***** Excerpt provided *****

Friday, June 3, 2016

2016 Week 1 CSA Here We Come!

Saturday, June 6, 2015

Tips on Storing & Using Vegetables from a Farmer's Wife~CSA Week 1

 There's a lot of vegetables at Farmer's Markets and growing in gardens this time of year! Come on over to the farmhouse and learn from a farmer's wife with 13 children how to store, and use them frugally in creative ways!

                                                             CSA Week #1

This week's share includes:
Sweet Hakurei Turnips
Bok Choy Cabbage
Red Summer Crisp Lettuce
Frilly Kale
Trucks full with crates of produce are rumbling down our drive as they head to the farmhouse. Here inside the farmhouse we're preparing supper to fill hungry farmer boy's bellies. They've spent the day out in the field harvesting your vegetables...when you get them they'll be less than 24 hours old! 

My front porch looks much different to most people who like the traditional rocking chair front porches. I "decorate" with vegetable boxes, stacks of market tables, green and tan harvest tubs and crates seen in the picture. The porch acts as our packing shed for a month or so 
longer as we wire and plumb our new packing shed...then I know I'll miss all the hustle, bustle, and...mess! 

We've been blessed to add another farmer's wife to the family this winter as Destany and Isaac got married on February 13th! Destany will be Isaac's right hand gal at Market Square on Wednesdays and Saturdays. Between them both they'll be able to meet your needs.

This week's blog is full of business...we'll get back to our regular routine next week.

What is it?

Hakurei Turnips

Unlike the traditional turnips with a distinctive taste, Hakurei is VERY versatile. We've found that these are our favorites...raw, steamed, mashed like potatoes, roasted, whatever way a potato can be used, even in chowders! Our children even love them raw for a quick snack.

***** Data shown *****

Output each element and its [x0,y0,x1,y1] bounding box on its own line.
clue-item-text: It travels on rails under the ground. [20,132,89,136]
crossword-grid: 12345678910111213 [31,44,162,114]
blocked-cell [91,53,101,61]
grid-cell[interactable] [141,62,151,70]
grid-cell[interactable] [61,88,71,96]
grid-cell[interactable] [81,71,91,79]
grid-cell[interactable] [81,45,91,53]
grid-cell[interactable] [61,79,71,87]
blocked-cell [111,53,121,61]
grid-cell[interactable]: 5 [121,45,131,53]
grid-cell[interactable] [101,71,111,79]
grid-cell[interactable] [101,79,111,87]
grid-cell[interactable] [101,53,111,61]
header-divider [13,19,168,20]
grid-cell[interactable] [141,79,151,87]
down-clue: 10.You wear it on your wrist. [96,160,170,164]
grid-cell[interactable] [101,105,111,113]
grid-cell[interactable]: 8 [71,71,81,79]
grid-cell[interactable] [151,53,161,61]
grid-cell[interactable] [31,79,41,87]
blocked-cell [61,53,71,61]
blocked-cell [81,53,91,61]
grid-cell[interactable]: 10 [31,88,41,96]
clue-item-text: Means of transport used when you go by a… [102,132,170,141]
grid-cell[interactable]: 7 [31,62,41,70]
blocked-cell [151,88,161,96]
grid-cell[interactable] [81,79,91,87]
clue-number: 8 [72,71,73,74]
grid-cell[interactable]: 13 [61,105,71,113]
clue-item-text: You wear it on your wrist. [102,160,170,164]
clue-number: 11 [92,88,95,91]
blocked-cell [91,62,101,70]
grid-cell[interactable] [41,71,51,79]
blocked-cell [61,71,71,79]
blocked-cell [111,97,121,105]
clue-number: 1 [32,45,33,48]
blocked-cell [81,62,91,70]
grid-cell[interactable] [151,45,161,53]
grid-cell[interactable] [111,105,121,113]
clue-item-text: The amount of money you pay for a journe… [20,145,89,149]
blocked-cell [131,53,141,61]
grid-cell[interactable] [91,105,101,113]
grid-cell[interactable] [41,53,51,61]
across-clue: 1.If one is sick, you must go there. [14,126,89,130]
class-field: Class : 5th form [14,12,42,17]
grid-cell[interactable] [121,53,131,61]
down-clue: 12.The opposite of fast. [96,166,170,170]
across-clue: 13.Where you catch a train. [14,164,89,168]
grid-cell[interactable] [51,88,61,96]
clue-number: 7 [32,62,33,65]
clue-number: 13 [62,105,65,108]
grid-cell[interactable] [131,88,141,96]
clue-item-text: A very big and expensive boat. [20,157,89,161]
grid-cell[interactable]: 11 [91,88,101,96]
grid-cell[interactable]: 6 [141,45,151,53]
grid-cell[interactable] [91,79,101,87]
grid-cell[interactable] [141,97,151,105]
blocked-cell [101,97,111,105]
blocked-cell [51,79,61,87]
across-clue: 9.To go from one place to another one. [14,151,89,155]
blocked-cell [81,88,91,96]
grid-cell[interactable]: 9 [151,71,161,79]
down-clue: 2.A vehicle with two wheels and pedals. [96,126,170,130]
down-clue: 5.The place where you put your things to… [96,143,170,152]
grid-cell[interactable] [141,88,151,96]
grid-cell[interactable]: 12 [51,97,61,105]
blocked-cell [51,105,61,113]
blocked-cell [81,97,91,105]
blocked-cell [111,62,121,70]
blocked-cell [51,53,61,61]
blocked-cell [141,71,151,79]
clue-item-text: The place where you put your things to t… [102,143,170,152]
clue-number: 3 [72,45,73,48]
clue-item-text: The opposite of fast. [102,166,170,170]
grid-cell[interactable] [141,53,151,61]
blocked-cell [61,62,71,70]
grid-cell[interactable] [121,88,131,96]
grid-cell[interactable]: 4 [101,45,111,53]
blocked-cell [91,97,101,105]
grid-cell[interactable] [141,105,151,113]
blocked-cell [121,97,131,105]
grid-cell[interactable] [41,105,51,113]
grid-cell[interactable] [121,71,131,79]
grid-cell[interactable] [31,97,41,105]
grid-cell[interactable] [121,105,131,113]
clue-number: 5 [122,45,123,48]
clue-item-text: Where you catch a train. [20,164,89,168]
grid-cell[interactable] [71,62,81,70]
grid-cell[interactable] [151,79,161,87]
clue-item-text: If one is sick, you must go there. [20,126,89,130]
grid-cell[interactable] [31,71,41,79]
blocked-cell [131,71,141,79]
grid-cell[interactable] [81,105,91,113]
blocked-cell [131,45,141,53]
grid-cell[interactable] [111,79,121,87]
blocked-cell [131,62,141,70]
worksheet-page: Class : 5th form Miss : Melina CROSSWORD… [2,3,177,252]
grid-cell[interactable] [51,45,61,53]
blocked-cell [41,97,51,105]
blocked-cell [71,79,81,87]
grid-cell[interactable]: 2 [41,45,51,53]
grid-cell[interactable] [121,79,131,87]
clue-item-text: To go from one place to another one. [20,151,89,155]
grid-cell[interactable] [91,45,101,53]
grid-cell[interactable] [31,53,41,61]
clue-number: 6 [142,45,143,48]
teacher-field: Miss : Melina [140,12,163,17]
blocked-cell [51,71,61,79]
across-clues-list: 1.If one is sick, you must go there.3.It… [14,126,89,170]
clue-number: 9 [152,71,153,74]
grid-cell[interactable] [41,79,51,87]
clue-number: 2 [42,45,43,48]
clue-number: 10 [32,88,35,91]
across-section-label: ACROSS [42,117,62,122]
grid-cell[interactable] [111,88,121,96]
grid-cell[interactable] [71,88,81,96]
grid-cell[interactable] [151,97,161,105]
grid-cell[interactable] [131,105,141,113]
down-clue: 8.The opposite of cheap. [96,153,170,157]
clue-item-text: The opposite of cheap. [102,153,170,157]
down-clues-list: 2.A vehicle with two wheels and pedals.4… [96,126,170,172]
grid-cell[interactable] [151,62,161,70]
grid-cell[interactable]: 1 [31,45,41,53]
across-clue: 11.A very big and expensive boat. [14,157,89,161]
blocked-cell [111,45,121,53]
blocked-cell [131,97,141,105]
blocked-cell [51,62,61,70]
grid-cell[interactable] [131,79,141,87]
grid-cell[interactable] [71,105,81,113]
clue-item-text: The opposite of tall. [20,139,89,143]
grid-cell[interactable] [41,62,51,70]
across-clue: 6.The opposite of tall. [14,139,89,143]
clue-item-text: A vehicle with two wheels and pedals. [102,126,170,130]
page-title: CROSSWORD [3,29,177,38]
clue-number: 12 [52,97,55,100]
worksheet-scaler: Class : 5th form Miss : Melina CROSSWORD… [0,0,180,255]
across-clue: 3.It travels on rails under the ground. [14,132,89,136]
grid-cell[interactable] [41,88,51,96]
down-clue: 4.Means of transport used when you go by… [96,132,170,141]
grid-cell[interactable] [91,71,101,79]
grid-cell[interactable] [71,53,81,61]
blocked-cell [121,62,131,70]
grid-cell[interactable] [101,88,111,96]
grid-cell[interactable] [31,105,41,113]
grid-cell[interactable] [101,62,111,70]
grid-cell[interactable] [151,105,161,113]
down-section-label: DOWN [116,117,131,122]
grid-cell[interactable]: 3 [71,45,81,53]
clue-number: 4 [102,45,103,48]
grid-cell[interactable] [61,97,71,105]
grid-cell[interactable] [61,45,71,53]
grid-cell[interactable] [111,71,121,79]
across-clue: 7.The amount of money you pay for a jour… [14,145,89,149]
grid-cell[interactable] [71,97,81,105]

*****

#### [Required actions]
[a] In the CSA blog post, on which days will Destany help Isaac at Market Square?
[b] Return the part of the CSA blog post starting with "2016 Week 1" and going on through "in creative ways!".
Nothing in the lines matters for what comes next.

#### [Responses for each task]
[a] Wednesdays and Saturdays.

[b]
2016 Week 1 CSA Here We Come!

Saturday, June 6, 2015

Tips on Storing & Using Vegetables from a Farmer's Wife~CSA Week 1

 There's a lot of vegetables at Farmer's Markets and growing in gardens this time of year! Come on over to the farmhouse and learn from a farmer's wife with 13 children how to store, and use them frugally in creative ways!